:: Aim of the exercise ::
Counting only lines that hold "clock", give the total and nothing more.

:: Exercise inputs ::
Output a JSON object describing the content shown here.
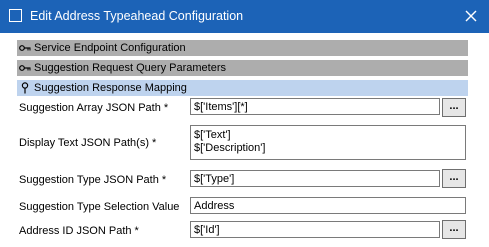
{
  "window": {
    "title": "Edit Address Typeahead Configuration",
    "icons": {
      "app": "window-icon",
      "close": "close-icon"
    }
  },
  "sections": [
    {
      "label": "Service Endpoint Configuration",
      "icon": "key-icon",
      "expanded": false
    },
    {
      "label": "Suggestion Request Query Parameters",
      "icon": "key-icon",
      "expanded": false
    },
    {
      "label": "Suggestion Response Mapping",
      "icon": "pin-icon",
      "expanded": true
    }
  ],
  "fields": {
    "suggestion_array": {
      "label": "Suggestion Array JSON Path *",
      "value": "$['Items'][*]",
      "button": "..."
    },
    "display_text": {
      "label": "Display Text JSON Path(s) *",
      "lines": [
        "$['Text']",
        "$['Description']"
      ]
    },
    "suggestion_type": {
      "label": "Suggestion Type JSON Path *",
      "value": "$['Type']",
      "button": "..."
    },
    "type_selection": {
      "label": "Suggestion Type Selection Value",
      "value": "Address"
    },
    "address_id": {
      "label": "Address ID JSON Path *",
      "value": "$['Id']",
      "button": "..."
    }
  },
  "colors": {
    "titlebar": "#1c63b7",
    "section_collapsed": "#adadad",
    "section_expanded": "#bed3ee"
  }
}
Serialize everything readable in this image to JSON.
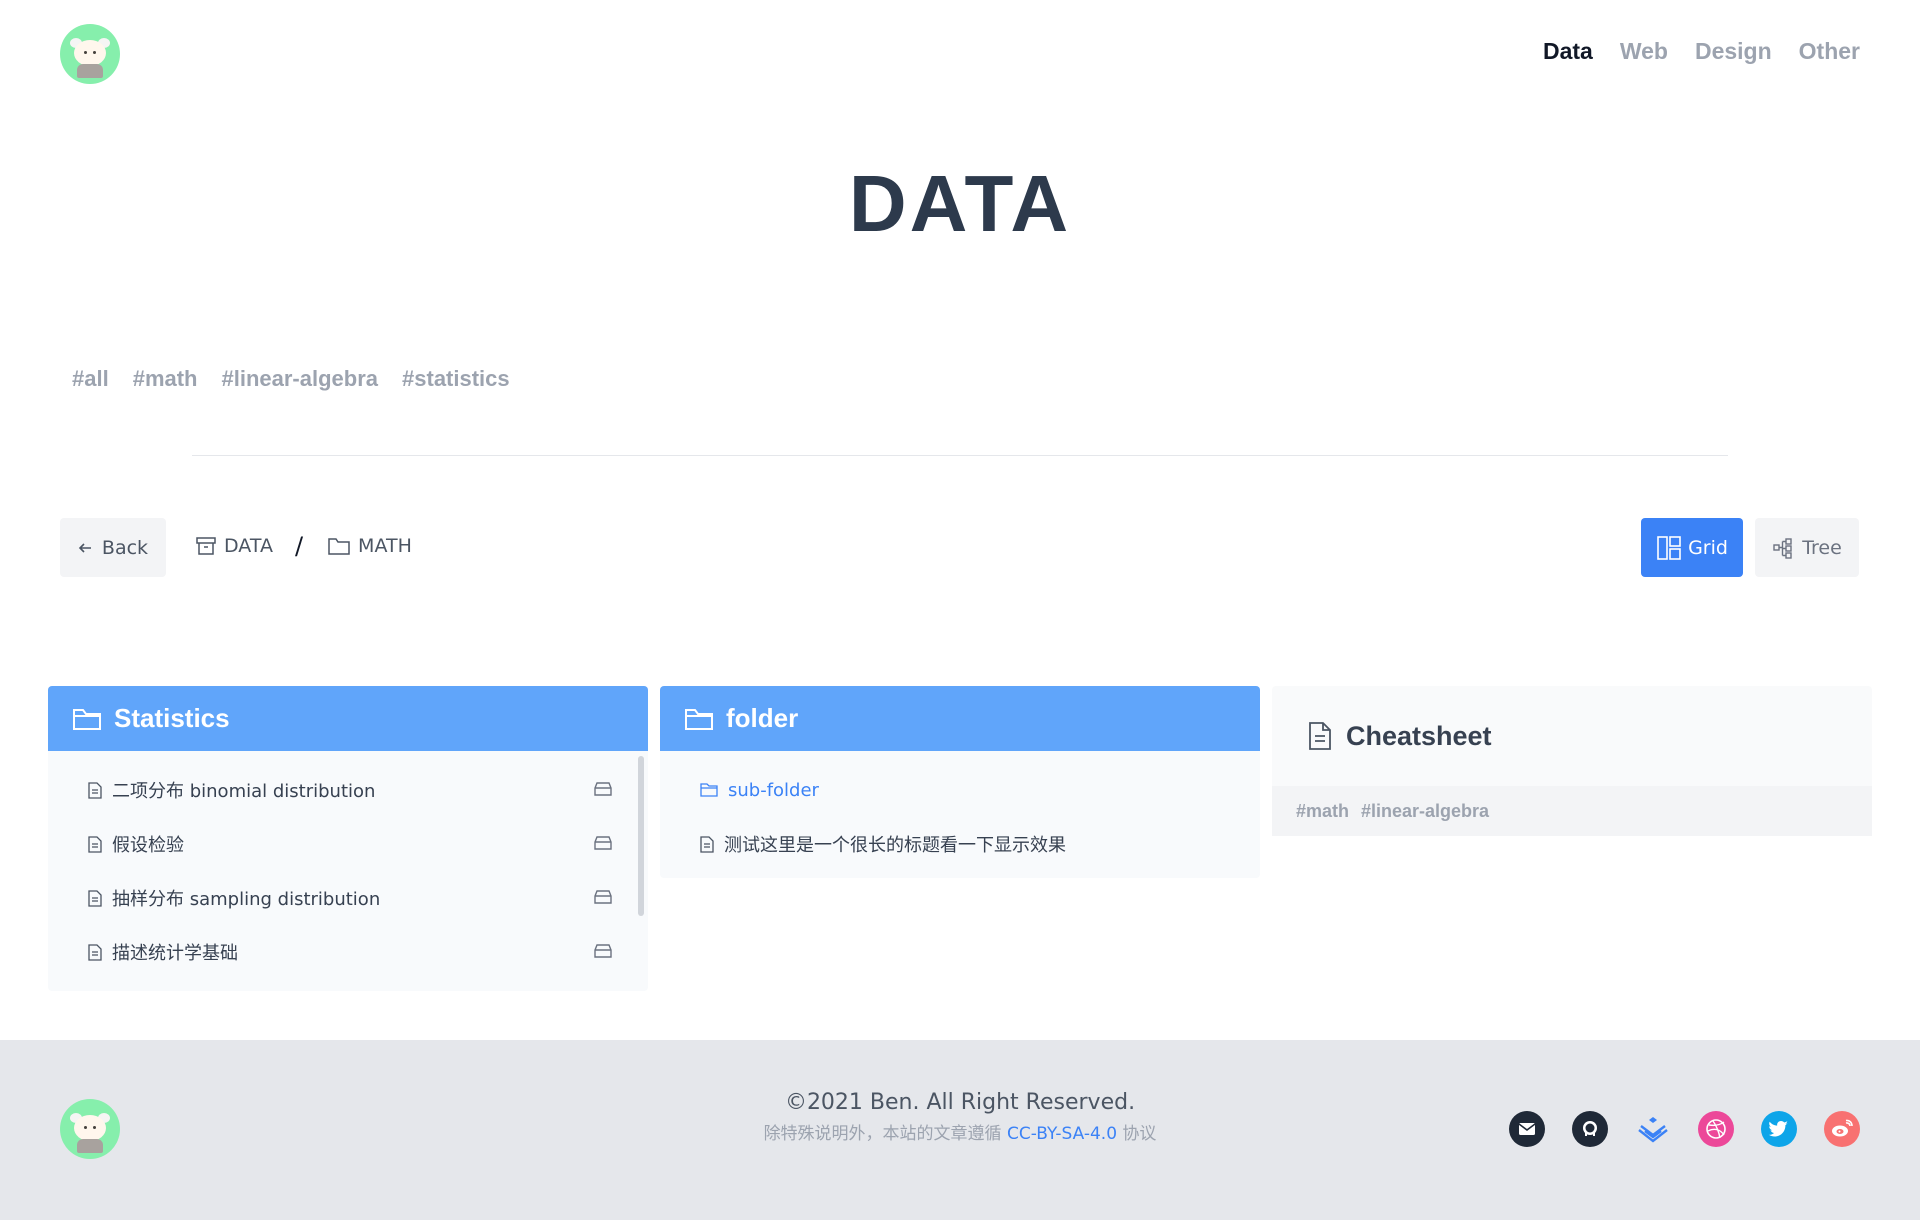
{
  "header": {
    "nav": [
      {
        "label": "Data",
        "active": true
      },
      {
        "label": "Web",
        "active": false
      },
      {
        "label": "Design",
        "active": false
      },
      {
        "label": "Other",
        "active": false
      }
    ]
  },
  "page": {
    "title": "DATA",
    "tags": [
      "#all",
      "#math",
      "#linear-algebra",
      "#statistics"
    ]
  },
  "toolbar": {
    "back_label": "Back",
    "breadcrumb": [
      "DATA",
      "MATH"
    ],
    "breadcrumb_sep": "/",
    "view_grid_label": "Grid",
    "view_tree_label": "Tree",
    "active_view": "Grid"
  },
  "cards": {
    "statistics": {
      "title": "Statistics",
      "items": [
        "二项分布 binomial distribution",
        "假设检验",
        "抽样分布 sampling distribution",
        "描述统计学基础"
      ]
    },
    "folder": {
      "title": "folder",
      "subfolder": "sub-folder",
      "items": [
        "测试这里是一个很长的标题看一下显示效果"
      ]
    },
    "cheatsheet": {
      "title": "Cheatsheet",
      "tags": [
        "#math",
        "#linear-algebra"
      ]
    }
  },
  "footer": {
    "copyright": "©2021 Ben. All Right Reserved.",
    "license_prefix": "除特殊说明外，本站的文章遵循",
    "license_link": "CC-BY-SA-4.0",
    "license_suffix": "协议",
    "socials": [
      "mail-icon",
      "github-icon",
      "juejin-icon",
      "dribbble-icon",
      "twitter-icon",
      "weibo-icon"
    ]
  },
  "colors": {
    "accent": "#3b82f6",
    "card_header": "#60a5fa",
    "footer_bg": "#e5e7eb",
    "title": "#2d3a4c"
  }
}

* * *

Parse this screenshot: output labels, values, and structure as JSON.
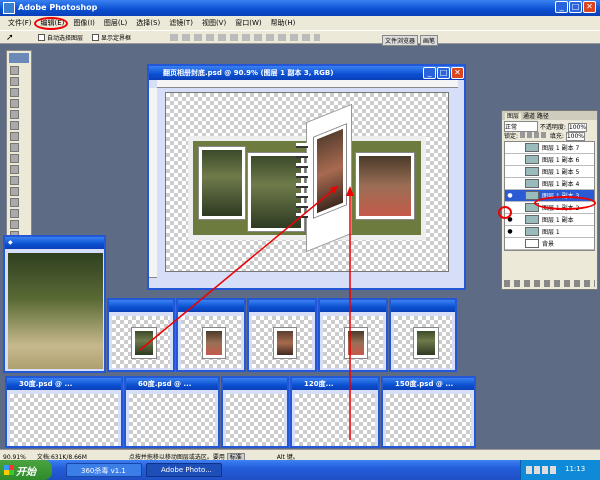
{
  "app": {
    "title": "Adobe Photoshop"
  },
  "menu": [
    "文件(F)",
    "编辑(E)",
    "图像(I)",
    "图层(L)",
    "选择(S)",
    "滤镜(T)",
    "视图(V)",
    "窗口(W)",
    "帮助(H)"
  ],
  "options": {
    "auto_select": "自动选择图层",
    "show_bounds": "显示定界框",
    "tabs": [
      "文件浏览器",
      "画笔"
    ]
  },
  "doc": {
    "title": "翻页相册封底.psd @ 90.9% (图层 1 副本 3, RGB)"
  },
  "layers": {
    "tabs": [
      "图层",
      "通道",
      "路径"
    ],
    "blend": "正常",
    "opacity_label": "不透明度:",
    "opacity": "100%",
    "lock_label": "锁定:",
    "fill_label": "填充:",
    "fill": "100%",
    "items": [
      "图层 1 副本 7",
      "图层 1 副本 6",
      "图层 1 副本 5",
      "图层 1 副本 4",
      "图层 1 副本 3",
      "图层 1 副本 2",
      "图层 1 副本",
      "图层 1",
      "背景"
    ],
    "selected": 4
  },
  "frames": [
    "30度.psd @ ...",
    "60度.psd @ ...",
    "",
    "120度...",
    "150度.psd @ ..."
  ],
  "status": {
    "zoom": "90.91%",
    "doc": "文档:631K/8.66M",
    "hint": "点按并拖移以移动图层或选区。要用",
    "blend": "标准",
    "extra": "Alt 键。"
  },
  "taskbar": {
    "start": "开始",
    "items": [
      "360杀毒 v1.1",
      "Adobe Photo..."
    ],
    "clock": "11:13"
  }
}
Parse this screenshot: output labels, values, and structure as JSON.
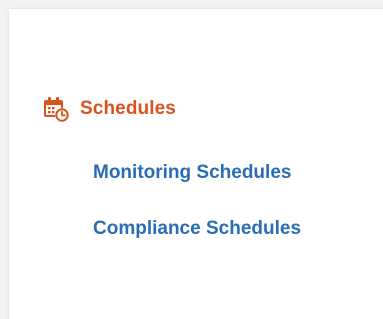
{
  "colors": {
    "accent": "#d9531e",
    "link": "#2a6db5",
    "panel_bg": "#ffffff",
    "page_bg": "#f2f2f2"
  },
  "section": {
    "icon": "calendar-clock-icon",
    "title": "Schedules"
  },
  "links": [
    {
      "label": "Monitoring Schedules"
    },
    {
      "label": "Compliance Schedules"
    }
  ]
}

:: Written answer ::
2